Your answer should be a single number: the count of lines in the material below that hold "Óscar".

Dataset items
▼▼▼

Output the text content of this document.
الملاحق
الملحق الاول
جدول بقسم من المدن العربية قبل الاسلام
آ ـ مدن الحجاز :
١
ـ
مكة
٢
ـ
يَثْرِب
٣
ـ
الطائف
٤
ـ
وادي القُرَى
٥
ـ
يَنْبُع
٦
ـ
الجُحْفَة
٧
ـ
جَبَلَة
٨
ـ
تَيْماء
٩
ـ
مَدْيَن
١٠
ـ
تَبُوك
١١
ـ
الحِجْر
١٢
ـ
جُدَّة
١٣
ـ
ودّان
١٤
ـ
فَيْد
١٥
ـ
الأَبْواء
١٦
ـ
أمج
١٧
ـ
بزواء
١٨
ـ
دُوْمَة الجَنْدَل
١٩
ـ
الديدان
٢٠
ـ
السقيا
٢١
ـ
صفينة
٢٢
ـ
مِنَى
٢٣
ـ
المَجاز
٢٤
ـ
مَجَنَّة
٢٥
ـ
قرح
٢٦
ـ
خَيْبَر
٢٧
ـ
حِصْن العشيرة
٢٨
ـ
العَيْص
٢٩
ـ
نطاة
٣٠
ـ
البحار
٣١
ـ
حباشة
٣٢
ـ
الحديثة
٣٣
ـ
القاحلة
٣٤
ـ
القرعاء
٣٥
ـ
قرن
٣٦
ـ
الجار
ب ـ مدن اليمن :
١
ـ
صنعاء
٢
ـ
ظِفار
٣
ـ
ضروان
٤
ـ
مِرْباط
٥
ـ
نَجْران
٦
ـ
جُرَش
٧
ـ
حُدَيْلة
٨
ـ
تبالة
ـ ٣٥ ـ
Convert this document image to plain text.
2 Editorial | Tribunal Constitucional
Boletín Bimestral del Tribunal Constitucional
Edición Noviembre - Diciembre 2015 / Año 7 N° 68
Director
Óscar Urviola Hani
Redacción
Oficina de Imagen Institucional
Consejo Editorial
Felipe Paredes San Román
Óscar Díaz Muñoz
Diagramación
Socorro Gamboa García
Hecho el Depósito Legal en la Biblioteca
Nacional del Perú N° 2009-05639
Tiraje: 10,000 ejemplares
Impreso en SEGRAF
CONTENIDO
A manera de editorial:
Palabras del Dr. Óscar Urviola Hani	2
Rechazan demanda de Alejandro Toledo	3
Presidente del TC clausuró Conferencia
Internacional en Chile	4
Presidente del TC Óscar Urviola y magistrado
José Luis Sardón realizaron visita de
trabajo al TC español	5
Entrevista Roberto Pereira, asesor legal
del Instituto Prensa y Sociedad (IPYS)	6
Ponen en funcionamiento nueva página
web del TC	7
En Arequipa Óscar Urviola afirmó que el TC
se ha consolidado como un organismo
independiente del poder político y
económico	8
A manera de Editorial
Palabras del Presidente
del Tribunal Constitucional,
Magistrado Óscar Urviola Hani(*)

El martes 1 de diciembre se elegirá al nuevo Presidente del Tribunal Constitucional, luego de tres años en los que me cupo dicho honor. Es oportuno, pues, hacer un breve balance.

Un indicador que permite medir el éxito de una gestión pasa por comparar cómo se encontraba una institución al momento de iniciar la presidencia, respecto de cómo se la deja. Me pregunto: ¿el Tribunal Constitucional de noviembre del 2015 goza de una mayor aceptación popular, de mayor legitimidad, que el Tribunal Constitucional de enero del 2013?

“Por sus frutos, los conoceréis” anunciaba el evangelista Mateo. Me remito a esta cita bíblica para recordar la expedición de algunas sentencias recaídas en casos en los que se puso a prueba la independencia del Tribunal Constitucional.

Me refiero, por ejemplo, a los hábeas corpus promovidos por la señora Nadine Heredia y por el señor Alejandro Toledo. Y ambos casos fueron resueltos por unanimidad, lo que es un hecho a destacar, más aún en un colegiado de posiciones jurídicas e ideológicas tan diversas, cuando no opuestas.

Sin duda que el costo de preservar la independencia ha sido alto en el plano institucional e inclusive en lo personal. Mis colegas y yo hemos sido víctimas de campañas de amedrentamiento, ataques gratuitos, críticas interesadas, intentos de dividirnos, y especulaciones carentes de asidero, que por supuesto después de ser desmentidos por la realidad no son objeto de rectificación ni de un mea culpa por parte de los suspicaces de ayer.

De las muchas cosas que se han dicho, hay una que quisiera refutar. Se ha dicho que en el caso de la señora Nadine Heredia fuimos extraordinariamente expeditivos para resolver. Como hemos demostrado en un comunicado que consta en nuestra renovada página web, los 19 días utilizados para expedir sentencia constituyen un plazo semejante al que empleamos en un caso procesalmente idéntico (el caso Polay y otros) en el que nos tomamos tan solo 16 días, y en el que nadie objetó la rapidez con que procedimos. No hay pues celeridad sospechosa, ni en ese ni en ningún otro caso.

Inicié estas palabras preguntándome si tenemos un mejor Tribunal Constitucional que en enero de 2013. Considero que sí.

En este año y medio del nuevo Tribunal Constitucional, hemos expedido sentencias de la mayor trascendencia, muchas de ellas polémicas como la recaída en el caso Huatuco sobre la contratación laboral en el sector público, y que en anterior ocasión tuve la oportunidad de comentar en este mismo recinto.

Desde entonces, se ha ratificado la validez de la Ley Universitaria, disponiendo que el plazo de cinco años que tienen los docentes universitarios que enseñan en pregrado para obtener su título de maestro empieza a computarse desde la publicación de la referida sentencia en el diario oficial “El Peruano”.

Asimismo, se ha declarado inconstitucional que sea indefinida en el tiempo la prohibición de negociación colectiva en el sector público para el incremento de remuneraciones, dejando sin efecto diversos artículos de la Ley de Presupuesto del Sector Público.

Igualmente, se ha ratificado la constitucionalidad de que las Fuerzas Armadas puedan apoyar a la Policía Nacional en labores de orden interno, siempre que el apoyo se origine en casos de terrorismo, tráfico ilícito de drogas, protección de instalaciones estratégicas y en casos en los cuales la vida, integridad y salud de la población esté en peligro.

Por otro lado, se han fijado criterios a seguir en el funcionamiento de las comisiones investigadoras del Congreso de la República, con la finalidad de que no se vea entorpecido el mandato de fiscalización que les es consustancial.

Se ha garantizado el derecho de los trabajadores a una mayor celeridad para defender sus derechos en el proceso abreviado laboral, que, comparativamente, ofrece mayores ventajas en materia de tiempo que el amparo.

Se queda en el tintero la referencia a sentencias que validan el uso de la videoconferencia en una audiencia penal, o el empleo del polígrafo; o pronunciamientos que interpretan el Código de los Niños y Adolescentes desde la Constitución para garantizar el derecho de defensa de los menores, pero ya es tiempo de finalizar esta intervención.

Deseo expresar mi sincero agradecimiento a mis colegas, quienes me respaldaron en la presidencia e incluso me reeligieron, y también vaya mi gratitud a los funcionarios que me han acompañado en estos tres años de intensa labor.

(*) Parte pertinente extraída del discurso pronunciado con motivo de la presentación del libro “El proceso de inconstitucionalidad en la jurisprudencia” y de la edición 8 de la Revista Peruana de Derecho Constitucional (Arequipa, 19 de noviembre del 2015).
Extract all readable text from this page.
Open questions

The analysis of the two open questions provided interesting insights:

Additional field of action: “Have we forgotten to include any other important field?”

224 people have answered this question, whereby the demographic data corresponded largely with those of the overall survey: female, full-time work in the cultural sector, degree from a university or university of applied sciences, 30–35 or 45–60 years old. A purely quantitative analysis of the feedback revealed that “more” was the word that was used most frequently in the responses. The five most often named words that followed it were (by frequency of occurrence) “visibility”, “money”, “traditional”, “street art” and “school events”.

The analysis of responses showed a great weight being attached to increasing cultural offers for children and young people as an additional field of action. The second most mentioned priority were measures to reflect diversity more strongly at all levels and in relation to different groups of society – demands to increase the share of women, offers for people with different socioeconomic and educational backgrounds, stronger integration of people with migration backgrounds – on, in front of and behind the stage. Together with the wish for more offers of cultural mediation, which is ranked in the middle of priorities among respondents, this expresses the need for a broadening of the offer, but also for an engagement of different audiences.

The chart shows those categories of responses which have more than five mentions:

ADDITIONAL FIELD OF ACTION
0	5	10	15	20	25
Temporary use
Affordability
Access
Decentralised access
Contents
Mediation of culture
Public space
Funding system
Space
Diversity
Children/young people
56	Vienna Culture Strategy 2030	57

▲▲▲

Exercise output: 6